TASK PROMPT
Using the material that follows, identify and copy each line with the string "BITMEX".

═══ STORED ROWS ═══

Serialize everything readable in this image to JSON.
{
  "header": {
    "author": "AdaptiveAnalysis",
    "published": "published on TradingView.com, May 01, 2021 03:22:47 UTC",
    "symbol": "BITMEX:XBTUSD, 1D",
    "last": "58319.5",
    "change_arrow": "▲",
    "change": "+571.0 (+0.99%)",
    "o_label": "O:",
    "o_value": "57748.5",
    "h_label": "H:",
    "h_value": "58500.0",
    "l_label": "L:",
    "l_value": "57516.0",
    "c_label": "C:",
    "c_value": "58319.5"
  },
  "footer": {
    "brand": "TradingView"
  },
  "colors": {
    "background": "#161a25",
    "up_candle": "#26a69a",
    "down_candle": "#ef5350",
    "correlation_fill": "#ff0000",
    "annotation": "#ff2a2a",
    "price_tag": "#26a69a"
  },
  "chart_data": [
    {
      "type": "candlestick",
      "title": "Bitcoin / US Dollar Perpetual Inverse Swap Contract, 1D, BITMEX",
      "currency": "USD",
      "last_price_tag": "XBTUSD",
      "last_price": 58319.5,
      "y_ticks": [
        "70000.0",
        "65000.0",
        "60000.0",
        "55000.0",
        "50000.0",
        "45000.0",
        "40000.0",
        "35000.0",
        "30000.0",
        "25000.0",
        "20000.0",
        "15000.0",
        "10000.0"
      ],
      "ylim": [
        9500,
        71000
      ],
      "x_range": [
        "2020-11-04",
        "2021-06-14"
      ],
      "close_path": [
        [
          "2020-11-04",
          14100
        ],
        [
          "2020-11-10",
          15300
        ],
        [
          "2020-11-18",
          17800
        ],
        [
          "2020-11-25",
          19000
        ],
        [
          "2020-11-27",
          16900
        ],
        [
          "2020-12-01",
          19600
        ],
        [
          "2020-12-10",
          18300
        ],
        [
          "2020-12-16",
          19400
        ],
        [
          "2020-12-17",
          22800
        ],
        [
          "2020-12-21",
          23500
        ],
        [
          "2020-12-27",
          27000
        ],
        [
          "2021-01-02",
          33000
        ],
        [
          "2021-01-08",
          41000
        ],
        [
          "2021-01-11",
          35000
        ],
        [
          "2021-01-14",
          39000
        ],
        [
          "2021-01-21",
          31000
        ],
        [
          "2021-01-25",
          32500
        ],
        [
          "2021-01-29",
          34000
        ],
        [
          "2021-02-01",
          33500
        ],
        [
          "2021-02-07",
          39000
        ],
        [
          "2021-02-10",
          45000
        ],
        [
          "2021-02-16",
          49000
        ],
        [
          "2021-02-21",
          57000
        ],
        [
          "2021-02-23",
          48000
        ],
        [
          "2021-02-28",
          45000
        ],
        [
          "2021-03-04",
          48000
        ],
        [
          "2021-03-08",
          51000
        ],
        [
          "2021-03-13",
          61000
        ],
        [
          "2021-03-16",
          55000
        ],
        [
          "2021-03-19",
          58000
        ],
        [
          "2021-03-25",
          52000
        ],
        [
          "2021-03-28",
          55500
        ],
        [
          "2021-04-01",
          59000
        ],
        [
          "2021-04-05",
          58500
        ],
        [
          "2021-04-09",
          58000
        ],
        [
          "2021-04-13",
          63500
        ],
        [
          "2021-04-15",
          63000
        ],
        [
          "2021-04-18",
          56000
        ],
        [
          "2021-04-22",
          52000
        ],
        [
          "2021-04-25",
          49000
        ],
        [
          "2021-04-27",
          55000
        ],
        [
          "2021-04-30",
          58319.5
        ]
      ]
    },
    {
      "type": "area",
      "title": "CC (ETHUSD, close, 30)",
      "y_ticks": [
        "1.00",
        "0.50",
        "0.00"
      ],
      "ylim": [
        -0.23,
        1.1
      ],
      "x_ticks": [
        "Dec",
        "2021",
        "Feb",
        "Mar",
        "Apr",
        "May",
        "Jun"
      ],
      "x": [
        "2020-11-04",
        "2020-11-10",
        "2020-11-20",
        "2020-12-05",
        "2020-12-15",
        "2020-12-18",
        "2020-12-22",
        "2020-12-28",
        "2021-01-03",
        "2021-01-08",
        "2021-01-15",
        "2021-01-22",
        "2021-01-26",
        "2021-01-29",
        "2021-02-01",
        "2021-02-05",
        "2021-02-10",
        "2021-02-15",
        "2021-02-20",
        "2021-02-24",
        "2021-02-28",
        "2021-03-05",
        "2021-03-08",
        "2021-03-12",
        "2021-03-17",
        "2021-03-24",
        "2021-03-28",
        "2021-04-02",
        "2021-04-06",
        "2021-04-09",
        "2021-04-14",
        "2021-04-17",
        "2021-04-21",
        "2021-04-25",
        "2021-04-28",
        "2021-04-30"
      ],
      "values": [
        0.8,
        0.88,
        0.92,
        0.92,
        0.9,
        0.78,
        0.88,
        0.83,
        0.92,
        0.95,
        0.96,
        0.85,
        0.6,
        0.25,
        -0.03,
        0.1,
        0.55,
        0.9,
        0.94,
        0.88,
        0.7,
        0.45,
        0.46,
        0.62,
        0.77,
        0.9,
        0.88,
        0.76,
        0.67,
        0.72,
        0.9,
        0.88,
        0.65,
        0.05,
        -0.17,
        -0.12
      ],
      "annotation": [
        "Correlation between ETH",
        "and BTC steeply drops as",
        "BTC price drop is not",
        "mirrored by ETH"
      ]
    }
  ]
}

═══

RESPONSE TO THE EXERCISE
    "symbol": "BITMEX:XBTUSD, 1D",
      "title": "Bitcoin / US Dollar Perpetual Inverse Swap Contract, 1D, BITMEX",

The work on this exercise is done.